start Data excerpts
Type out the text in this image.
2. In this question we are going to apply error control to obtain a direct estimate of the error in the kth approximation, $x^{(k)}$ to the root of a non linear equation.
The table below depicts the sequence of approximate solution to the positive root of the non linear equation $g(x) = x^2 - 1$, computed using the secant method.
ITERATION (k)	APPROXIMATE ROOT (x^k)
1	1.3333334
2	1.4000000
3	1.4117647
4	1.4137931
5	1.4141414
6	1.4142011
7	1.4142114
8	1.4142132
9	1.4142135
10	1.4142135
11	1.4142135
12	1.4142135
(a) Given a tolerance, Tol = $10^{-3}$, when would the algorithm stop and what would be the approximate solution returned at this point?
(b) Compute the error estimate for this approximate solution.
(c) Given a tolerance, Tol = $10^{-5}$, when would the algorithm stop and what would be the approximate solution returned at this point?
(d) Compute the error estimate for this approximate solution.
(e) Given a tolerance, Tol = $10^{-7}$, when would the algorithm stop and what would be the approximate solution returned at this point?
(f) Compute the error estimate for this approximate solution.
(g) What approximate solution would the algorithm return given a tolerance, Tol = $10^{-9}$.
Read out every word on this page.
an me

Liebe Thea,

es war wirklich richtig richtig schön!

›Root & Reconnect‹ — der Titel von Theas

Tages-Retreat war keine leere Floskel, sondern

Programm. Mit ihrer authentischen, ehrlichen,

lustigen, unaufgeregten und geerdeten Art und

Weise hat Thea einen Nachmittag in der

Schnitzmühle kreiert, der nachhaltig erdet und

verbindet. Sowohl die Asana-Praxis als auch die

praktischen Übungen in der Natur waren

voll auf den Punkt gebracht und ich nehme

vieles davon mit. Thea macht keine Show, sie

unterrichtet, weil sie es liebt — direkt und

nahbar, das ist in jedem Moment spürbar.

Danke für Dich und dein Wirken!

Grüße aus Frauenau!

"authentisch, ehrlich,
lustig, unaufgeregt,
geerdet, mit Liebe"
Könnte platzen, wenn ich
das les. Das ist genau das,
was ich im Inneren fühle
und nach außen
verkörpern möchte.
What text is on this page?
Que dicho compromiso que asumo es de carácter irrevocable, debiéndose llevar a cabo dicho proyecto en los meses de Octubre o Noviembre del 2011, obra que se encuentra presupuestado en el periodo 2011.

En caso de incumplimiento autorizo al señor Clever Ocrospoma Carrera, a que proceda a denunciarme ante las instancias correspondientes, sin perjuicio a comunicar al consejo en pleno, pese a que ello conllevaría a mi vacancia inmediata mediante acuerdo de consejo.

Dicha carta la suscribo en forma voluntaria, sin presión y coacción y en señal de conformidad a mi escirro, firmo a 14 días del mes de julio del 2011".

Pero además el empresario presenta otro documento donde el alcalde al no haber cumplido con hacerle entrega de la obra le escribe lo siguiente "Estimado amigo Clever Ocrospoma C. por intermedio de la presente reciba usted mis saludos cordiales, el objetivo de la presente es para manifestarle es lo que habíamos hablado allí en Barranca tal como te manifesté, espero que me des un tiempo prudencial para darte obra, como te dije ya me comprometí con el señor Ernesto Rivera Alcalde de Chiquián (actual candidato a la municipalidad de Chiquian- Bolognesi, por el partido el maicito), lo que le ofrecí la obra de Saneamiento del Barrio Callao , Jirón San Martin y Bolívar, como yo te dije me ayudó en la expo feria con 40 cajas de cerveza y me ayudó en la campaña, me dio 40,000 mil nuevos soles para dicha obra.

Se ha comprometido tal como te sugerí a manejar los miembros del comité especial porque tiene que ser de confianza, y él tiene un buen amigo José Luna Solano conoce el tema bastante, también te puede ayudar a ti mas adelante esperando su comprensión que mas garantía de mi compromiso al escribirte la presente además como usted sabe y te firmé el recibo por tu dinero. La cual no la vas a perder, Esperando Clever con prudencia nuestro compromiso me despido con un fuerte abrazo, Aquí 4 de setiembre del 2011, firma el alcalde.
end Data excerpts
## What is expected
Restate the data above word for word, please.

## Solution to the exercise
Type out the text in this image.
2. In this question we are going to apply error control to obtain a direct estimate of the error in the kth approximation, $x^{(k)}$ to the root of a non linear equation.
The table below depicts the sequence of approximate solution to the positive root of the non linear equation $g(x) = x^2 - 1$, computed using the secant method.
ITERATION (k)	APPROXIMATE ROOT (x^k)
1	1.3333334
2	1.4000000
3	1.4117647
4	1.4137931
5	1.4141414
6	1.4142011
7	1.4142114
8	1.4142132
9	1.4142135
10	1.4142135
11	1.4142135
12	1.4142135
(a) Given a tolerance, Tol = $10^{-3}$, when would the algorithm stop and what would be the approximate solution returned at this point?
(b) Compute the error estimate for this approximate solution.
(c) Given a tolerance, Tol = $10^{-5}$, when would the algorithm stop and what would be the approximate solution returned at this point?
(d) Compute the error estimate for this approximate solution.
(e) Given a tolerance, Tol = $10^{-7}$, when would the algorithm stop and what would be the approximate solution returned at this point?
(f) Compute the error estimate for this approximate solution.
(g) What approximate solution would the algorithm return given a tolerance, Tol = $10^{-9}$.
Read out every word on this page.
an me

Liebe Thea,

es war wirklich richtig richtig schön!

›Root & Reconnect‹ — der Titel von Theas

Tages-Retreat war keine leere Floskel, sondern

Programm. Mit ihrer authentischen, ehrlichen,

lustigen, unaufgeregten und geerdeten Art und

Weise hat Thea einen Nachmittag in der

Schnitzmühle kreiert, der nachhaltig erdet und

verbindet. Sowohl die Asana-Praxis als auch die

praktischen Übungen in der Natur waren

voll auf den Punkt gebracht und ich nehme

vieles davon mit. Thea macht keine Show, sie

unterrichtet, weil sie es liebt — direkt und

nahbar, das ist in jedem Moment spürbar.

Danke für Dich und dein Wirken!

Grüße aus Frauenau!

"authentisch, ehrlich,
lustig, unaufgeregt,
geerdet, mit Liebe"
Könnte platzen, wenn ich
das les. Das ist genau das,
was ich im Inneren fühle
und nach außen
verkörpern möchte.
What text is on this page?
Que dicho compromiso que asumo es de carácter irrevocable, debiéndose llevar a cabo dicho proyecto en los meses de Octubre o Noviembre del 2011, obra que se encuentra presupuestado en el periodo 2011.

En caso de incumplimiento autorizo al señor Clever Ocrospoma Carrera, a que proceda a denunciarme ante las instancias correspondientes, sin perjuicio a comunicar al consejo en pleno, pese a que ello conllevaría a mi vacancia inmediata mediante acuerdo de consejo.

Dicha carta la suscribo en forma voluntaria, sin presión y coacción y en señal de conformidad a mi escirro, firmo a 14 días del mes de julio del 2011".

Pero además el empresario presenta otro documento donde el alcalde al no haber cumplido con hacerle entrega de la obra le escribe lo siguiente "Estimado amigo Clever Ocrospoma C. por intermedio de la presente reciba usted mis saludos cordiales, el objetivo de la presente es para manifestarle es lo que habíamos hablado allí en Barranca tal como te manifesté, espero que me des un tiempo prudencial para darte obra, como te dije ya me comprometí con el señor Ernesto Rivera Alcalde de Chiquián (actual candidato a la municipalidad de Chiquian- Bolognesi, por el partido el maicito), lo que le ofrecí la obra de Saneamiento del Barrio Callao , Jirón San Martin y Bolívar, como yo te dije me ayudó en la expo feria con 40 cajas de cerveza y me ayudó en la campaña, me dio 40,000 mil nuevos soles para dicha obra.

Se ha comprometido tal como te sugerí a manejar los miembros del comité especial porque tiene que ser de confianza, y él tiene un buen amigo José Luna Solano conoce el tema bastante, también te puede ayudar a ti mas adelante esperando su comprensión que mas garantía de mi compromiso al escribirte la presente además como usted sabe y te firmé el recibo por tu dinero. La cual no la vas a perder, Esperando Clever con prudencia nuestro compromiso me despido con un fuerte abrazo, Aquí 4 de setiembre del 2011, firma el alcalde.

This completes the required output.